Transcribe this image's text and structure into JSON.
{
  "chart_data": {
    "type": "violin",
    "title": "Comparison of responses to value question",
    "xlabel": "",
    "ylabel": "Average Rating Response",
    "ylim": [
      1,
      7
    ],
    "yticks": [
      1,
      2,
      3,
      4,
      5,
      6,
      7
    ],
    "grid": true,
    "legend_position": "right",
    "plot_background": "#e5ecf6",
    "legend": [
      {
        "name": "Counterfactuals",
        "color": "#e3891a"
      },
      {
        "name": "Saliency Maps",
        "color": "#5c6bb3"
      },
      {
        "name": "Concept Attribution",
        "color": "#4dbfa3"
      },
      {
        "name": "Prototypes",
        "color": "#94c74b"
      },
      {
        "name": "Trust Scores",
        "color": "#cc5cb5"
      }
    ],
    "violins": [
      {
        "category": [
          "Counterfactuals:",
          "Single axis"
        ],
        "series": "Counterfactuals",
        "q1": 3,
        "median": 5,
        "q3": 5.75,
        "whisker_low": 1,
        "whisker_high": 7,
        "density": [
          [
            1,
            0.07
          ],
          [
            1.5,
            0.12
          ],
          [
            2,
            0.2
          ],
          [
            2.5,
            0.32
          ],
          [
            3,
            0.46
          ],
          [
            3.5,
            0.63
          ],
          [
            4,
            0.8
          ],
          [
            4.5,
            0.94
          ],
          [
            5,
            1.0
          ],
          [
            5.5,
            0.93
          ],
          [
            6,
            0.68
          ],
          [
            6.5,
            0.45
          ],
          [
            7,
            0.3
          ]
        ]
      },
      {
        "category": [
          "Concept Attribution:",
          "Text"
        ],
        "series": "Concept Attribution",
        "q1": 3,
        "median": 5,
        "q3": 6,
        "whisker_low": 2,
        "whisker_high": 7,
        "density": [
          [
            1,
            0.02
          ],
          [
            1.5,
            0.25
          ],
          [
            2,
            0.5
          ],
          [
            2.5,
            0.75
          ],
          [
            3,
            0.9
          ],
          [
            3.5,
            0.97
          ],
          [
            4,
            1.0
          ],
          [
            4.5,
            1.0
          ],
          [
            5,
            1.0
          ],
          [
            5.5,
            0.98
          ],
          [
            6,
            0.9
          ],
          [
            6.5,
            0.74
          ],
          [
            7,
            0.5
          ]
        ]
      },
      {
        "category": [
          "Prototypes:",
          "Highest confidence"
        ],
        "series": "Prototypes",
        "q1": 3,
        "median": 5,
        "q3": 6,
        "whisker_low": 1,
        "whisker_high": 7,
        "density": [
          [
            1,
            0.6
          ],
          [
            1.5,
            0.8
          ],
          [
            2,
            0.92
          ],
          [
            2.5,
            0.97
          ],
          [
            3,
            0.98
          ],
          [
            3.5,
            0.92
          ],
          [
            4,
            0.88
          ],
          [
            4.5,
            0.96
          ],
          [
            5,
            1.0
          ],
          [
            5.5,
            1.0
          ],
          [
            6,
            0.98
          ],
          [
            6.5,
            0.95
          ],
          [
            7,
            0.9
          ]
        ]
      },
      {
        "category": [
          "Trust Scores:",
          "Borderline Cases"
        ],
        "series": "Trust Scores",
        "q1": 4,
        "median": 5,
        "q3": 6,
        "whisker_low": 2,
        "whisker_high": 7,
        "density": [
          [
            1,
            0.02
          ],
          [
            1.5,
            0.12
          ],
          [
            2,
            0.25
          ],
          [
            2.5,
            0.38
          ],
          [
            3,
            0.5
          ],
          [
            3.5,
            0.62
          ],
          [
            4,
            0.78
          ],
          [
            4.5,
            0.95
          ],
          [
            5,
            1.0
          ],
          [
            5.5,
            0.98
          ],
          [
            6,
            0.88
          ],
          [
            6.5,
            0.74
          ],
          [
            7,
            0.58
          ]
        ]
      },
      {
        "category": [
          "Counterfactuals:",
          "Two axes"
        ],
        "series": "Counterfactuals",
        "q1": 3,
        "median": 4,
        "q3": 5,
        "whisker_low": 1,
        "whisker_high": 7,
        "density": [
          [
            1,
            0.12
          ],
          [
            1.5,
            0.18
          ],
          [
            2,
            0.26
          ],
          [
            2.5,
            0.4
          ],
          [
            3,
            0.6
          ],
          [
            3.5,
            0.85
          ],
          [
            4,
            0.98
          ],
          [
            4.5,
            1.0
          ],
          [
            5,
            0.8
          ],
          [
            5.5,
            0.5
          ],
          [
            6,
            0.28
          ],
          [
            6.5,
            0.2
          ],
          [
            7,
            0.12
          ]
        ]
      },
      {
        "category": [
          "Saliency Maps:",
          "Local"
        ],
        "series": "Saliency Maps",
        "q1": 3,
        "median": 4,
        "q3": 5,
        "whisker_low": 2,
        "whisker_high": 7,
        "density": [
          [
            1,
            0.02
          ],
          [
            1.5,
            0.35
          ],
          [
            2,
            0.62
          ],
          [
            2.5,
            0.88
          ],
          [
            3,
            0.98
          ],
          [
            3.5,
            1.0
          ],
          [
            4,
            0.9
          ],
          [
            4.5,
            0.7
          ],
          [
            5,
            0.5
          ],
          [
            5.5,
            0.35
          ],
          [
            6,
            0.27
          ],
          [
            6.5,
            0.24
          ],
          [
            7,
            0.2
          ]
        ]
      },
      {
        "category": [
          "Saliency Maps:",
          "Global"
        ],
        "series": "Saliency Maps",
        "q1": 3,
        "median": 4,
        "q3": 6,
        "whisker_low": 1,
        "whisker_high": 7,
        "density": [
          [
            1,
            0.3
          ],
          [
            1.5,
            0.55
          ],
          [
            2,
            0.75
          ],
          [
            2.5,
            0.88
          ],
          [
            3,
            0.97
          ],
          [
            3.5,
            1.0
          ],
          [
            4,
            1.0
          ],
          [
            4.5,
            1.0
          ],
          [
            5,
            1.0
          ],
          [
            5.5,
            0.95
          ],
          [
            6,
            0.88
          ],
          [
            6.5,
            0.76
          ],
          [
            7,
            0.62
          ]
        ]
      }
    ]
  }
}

________

Requirements: Copy each line from the records above that includes the string "color".

Exercise answer:
        "color": "#e3891a"
        "color": "#5c6bb3"
        "color": "#4dbfa3"
        "color": "#94c74b"
        "color": "#cc5cb5"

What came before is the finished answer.